- _GIVEN REQUEST_:
It is required that all of the data be written out exactly.
-- start STORED ROWS --
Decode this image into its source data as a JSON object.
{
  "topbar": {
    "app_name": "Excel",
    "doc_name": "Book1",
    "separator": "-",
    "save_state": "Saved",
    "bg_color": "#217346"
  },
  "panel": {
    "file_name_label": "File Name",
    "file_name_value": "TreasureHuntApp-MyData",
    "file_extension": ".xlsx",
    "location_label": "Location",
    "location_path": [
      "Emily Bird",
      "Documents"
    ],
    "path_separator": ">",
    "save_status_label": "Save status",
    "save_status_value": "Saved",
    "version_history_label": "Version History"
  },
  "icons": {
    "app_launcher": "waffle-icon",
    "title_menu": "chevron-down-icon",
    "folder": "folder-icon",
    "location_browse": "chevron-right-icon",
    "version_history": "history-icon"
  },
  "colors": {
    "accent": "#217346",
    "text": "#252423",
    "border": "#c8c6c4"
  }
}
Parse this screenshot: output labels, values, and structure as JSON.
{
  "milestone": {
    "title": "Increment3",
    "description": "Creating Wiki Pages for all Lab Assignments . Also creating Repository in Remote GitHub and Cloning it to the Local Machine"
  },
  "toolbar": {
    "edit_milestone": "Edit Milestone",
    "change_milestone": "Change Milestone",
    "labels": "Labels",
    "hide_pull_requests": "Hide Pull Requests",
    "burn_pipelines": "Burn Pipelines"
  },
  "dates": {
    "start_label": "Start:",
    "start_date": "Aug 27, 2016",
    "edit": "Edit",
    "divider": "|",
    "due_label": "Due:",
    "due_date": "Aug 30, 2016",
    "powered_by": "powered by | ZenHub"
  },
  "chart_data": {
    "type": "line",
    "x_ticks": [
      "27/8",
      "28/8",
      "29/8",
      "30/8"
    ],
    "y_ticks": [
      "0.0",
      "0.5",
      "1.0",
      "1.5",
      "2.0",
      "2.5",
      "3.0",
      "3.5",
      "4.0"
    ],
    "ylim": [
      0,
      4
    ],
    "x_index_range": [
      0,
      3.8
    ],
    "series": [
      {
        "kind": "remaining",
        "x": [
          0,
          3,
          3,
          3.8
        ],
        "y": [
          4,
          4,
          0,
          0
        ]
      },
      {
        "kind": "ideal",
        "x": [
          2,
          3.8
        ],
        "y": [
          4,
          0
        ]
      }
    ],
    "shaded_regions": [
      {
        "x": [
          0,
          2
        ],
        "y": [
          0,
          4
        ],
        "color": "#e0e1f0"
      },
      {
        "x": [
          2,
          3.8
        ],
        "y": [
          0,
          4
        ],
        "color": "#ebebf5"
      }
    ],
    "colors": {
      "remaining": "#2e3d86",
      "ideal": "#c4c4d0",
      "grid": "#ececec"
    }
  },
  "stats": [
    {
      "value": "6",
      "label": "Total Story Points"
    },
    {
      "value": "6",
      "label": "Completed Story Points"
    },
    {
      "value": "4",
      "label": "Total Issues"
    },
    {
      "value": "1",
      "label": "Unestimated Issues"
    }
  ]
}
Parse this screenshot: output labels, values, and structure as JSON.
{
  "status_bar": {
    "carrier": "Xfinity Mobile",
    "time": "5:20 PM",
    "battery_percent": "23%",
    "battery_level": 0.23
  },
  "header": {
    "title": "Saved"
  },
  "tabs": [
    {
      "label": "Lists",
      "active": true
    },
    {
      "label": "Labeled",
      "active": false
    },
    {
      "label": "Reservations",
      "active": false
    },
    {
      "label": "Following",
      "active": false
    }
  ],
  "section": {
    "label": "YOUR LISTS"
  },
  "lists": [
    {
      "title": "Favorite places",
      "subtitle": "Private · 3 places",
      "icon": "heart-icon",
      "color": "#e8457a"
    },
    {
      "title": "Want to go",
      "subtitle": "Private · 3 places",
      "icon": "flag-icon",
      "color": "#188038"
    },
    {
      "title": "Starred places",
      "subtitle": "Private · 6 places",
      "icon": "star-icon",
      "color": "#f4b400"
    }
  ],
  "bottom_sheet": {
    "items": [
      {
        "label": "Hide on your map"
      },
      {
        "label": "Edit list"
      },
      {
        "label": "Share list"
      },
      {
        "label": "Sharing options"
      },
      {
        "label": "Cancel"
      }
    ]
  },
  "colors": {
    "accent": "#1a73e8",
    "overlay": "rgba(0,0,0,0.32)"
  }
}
-- end STORED ROWS --
- _SOLUTION TO THIS TASK_:
Decode this image into its source data as a JSON object.
{
  "topbar": {
    "app_name": "Excel",
    "doc_name": "Book1",
    "separator": "-",
    "save_state": "Saved",
    "bg_color": "#217346"
  },
  "panel": {
    "file_name_label": "File Name",
    "file_name_value": "TreasureHuntApp-MyData",
    "file_extension": ".xlsx",
    "location_label": "Location",
    "location_path": [
      "Emily Bird",
      "Documents"
    ],
    "path_separator": ">",
    "save_status_label": "Save status",
    "save_status_value": "Saved",
    "version_history_label": "Version History"
  },
  "icons": {
    "app_launcher": "waffle-icon",
    "title_menu": "chevron-down-icon",
    "folder": "folder-icon",
    "location_browse": "chevron-right-icon",
    "version_history": "history-icon"
  },
  "colors": {
    "accent": "#217346",
    "text": "#252423",
    "border": "#c8c6c4"
  }
}
Parse this screenshot: output labels, values, and structure as JSON.
{
  "milestone": {
    "title": "Increment3",
    "description": "Creating Wiki Pages for all Lab Assignments . Also creating Repository in Remote GitHub and Cloning it to the Local Machine"
  },
  "toolbar": {
    "edit_milestone": "Edit Milestone",
    "change_milestone": "Change Milestone",
    "labels": "Labels",
    "hide_pull_requests": "Hide Pull Requests",
    "burn_pipelines": "Burn Pipelines"
  },
  "dates": {
    "start_label": "Start:",
    "start_date": "Aug 27, 2016",
    "edit": "Edit",
    "divider": "|",
    "due_label": "Due:",
    "due_date": "Aug 30, 2016",
    "powered_by": "powered by | ZenHub"
  },
  "chart_data": {
    "type": "line",
    "x_ticks": [
      "27/8",
      "28/8",
      "29/8",
      "30/8"
    ],
    "y_ticks": [
      "0.0",
      "0.5",
      "1.0",
      "1.5",
      "2.0",
      "2.5",
      "3.0",
      "3.5",
      "4.0"
    ],
    "ylim": [
      0,
      4
    ],
    "x_index_range": [
      0,
      3.8
    ],
    "series": [
      {
        "kind": "remaining",
        "x": [
          0,
          3,
          3,
          3.8
        ],
        "y": [
          4,
          4,
          0,
          0
        ]
      },
      {
        "kind": "ideal",
        "x": [
          2,
          3.8
        ],
        "y": [
          4,
          0
        ]
      }
    ],
    "shaded_regions": [
      {
        "x": [
          0,
          2
        ],
        "y": [
          0,
          4
        ],
        "color": "#e0e1f0"
      },
      {
        "x": [
          2,
          3.8
        ],
        "y": [
          0,
          4
        ],
        "color": "#ebebf5"
      }
    ],
    "colors": {
      "remaining": "#2e3d86",
      "ideal": "#c4c4d0",
      "grid": "#ececec"
    }
  },
  "stats": [
    {
      "value": "6",
      "label": "Total Story Points"
    },
    {
      "value": "6",
      "label": "Completed Story Points"
    },
    {
      "value": "4",
      "label": "Total Issues"
    },
    {
      "value": "1",
      "label": "Unestimated Issues"
    }
  ]
}
Parse this screenshot: output labels, values, and structure as JSON.
{
  "status_bar": {
    "carrier": "Xfinity Mobile",
    "time": "5:20 PM",
    "battery_percent": "23%",
    "battery_level": 0.23
  },
  "header": {
    "title": "Saved"
  },
  "tabs": [
    {
      "label": "Lists",
      "active": true
    },
    {
      "label": "Labeled",
      "active": false
    },
    {
      "label": "Reservations",
      "active": false
    },
    {
      "label": "Following",
      "active": false
    }
  ],
  "section": {
    "label": "YOUR LISTS"
  },
  "lists": [
    {
      "title": "Favorite places",
      "subtitle": "Private · 3 places",
      "icon": "heart-icon",
      "color": "#e8457a"
    },
    {
      "title": "Want to go",
      "subtitle": "Private · 3 places",
      "icon": "flag-icon",
      "color": "#188038"
    },
    {
      "title": "Starred places",
      "subtitle": "Private · 6 places",
      "icon": "star-icon",
      "color": "#f4b400"
    }
  ],
  "bottom_sheet": {
    "items": [
      {
        "label": "Hide on your map"
      },
      {
        "label": "Edit list"
      },
      {
        "label": "Share list"
      },
      {
        "label": "Sharing options"
      },
      {
        "label": "Cancel"
      }
    ]
  },
  "colors": {
    "accent": "#1a73e8",
    "overlay": "rgba(0,0,0,0.32)"
  }
}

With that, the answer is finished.